What to produce >> From the listing, collect all lines containing the word "NISTImageType".

---------- Record set ----------

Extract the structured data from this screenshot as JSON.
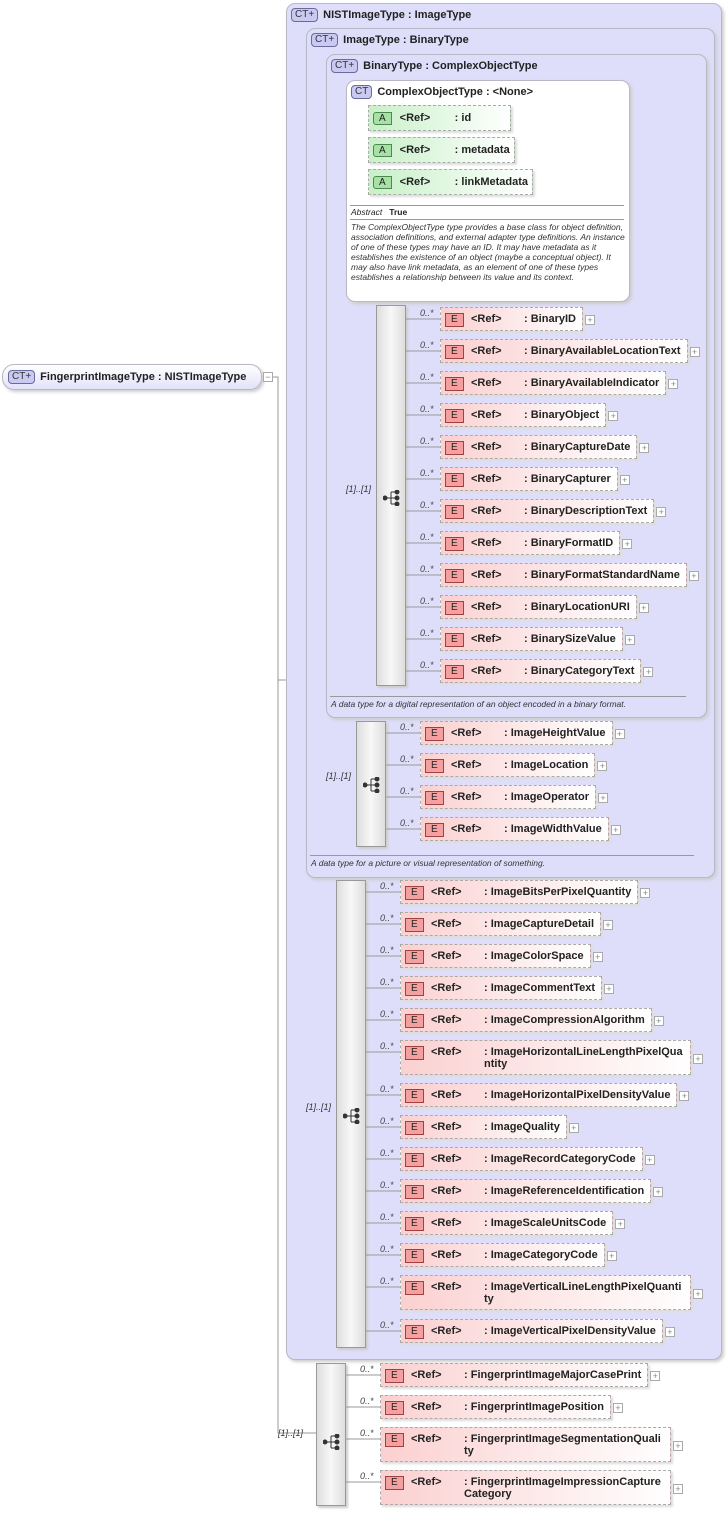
{
  "root": {
    "badge": "CT+",
    "title": "FingerprintImageType : NISTImageType"
  },
  "nist": {
    "badge": "CT+",
    "title": "NISTImageType : ImageType",
    "occurrence": "[1]..[1]",
    "elements": [
      "ImageBitsPerPixelQuantity",
      "ImageCaptureDetail",
      "ImageColorSpace",
      "ImageCommentText",
      "ImageCompressionAlgorithm",
      "ImageHorizontalLineLengthPixelQuantity",
      "ImageHorizontalPixelDensityValue",
      "ImageQuality",
      "ImageRecordCategoryCode",
      "ImageReferenceIdentification",
      "ImageScaleUnitsCode",
      "ImageCategoryCode",
      "ImageVerticalLineLengthPixelQuantity",
      "ImageVerticalPixelDensityValue"
    ]
  },
  "image": {
    "badge": "CT+",
    "title": "ImageType : BinaryType",
    "occurrence": "[1]..[1]",
    "description": "A data type for a picture or visual representation of something.",
    "elements": [
      "ImageHeightValue",
      "ImageLocation",
      "ImageOperator",
      "ImageWidthValue"
    ]
  },
  "binary": {
    "badge": "CT+",
    "title": "BinaryType : ComplexObjectType",
    "occurrence": "[1]..[1]",
    "description": "A data type for a digital representation of an object encoded in a binary format.",
    "elements": [
      "BinaryID",
      "BinaryAvailableLocationText",
      "BinaryAvailableIndicator",
      "BinaryObject",
      "BinaryCaptureDate",
      "BinaryCapturer",
      "BinaryDescriptionText",
      "BinaryFormatID",
      "BinaryFormatStandardName",
      "BinaryLocationURI",
      "BinarySizeValue",
      "BinaryCategoryText"
    ]
  },
  "complex": {
    "badge": "CT",
    "title": "ComplexObjectType : <None>",
    "abstract_label": "Abstract",
    "abstract_value": "True",
    "attributes": [
      {
        "badge": "A",
        "ref": "<Ref>",
        "name": ": id"
      },
      {
        "badge": "A",
        "ref": "<Ref>",
        "name": ": metadata"
      },
      {
        "badge": "A",
        "ref": "<Ref>",
        "name": ": linkMetadata"
      }
    ],
    "description": "The ComplexObjectType type provides a base class for object definition, association definitions, and external adapter type definitions. An instance of one of these types may have an ID. It may have metadata as it establishes the existence of an object (maybe a conceptual object). It may also have link metadata, as an element of one of these types establishes a relationship between its value and its context."
  },
  "fingerprint": {
    "occurrence": "[1]..[1]",
    "elements": [
      "FingerprintImageMajorCasePrint",
      "FingerprintImagePosition",
      "FingerprintImageSegmentationQuality",
      "FingerprintImageImpressionCaptureCategory"
    ]
  },
  "element_badge": "E",
  "ref_label": "<Ref>",
  "multiplicity": "0..*"
}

----------

Exercise answer >>
    "title": "FingerprintImageType : NISTImageType"
    "title": "NISTImageType : ImageType",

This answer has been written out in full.